- _What needs to be done_
Can the data below be echoed back word for word?
begin Records
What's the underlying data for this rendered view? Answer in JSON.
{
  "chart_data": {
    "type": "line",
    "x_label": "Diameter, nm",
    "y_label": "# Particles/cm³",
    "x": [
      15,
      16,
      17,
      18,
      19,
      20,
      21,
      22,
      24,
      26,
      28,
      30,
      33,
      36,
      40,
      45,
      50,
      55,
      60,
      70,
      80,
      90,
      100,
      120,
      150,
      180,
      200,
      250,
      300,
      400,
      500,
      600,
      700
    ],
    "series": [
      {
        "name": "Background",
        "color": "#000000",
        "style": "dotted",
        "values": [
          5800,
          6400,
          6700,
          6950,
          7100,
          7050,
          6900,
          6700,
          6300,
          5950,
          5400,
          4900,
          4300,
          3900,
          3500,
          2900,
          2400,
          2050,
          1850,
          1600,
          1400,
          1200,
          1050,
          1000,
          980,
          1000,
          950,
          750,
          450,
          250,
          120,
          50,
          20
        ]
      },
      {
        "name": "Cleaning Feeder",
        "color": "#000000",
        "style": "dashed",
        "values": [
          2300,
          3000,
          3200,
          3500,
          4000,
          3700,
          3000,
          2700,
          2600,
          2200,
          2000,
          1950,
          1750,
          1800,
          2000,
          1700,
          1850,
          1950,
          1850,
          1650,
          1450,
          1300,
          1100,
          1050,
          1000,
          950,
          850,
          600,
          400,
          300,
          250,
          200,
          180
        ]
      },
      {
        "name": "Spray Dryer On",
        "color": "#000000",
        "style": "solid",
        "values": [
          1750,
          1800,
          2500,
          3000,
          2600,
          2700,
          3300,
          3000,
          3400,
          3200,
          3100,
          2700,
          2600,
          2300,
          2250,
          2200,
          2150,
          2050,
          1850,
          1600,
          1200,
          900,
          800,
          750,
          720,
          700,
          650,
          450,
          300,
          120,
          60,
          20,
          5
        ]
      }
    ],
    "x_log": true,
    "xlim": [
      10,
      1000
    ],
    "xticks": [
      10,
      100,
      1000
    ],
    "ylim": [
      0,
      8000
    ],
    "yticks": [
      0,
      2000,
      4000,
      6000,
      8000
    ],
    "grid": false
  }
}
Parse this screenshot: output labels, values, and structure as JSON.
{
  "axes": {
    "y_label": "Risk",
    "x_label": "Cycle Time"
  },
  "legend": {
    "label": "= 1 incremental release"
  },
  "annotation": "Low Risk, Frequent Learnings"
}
end Records
- _Complete answer_
What's the underlying data for this rendered view? Answer in JSON.
{
  "chart_data": {
    "type": "line",
    "x_label": "Diameter, nm",
    "y_label": "# Particles/cm³",
    "x": [
      15,
      16,
      17,
      18,
      19,
      20,
      21,
      22,
      24,
      26,
      28,
      30,
      33,
      36,
      40,
      45,
      50,
      55,
      60,
      70,
      80,
      90,
      100,
      120,
      150,
      180,
      200,
      250,
      300,
      400,
      500,
      600,
      700
    ],
    "series": [
      {
        "name": "Background",
        "color": "#000000",
        "style": "dotted",
        "values": [
          5800,
          6400,
          6700,
          6950,
          7100,
          7050,
          6900,
          6700,
          6300,
          5950,
          5400,
          4900,
          4300,
          3900,
          3500,
          2900,
          2400,
          2050,
          1850,
          1600,
          1400,
          1200,
          1050,
          1000,
          980,
          1000,
          950,
          750,
          450,
          250,
          120,
          50,
          20
        ]
      },
      {
        "name": "Cleaning Feeder",
        "color": "#000000",
        "style": "dashed",
        "values": [
          2300,
          3000,
          3200,
          3500,
          4000,
          3700,
          3000,
          2700,
          2600,
          2200,
          2000,
          1950,
          1750,
          1800,
          2000,
          1700,
          1850,
          1950,
          1850,
          1650,
          1450,
          1300,
          1100,
          1050,
          1000,
          950,
          850,
          600,
          400,
          300,
          250,
          200,
          180
        ]
      },
      {
        "name": "Spray Dryer On",
        "color": "#000000",
        "style": "solid",
        "values": [
          1750,
          1800,
          2500,
          3000,
          2600,
          2700,
          3300,
          3000,
          3400,
          3200,
          3100,
          2700,
          2600,
          2300,
          2250,
          2200,
          2150,
          2050,
          1850,
          1600,
          1200,
          900,
          800,
          750,
          720,
          700,
          650,
          450,
          300,
          120,
          60,
          20,
          5
        ]
      }
    ],
    "x_log": true,
    "xlim": [
      10,
      1000
    ],
    "xticks": [
      10,
      100,
      1000
    ],
    "ylim": [
      0,
      8000
    ],
    "yticks": [
      0,
      2000,
      4000,
      6000,
      8000
    ],
    "grid": false
  }
}
Parse this screenshot: output labels, values, and structure as JSON.
{
  "axes": {
    "y_label": "Risk",
    "x_label": "Cycle Time"
  },
  "legend": {
    "label": "= 1 incremental release"
  },
  "annotation": "Low Risk, Frequent Learnings"
}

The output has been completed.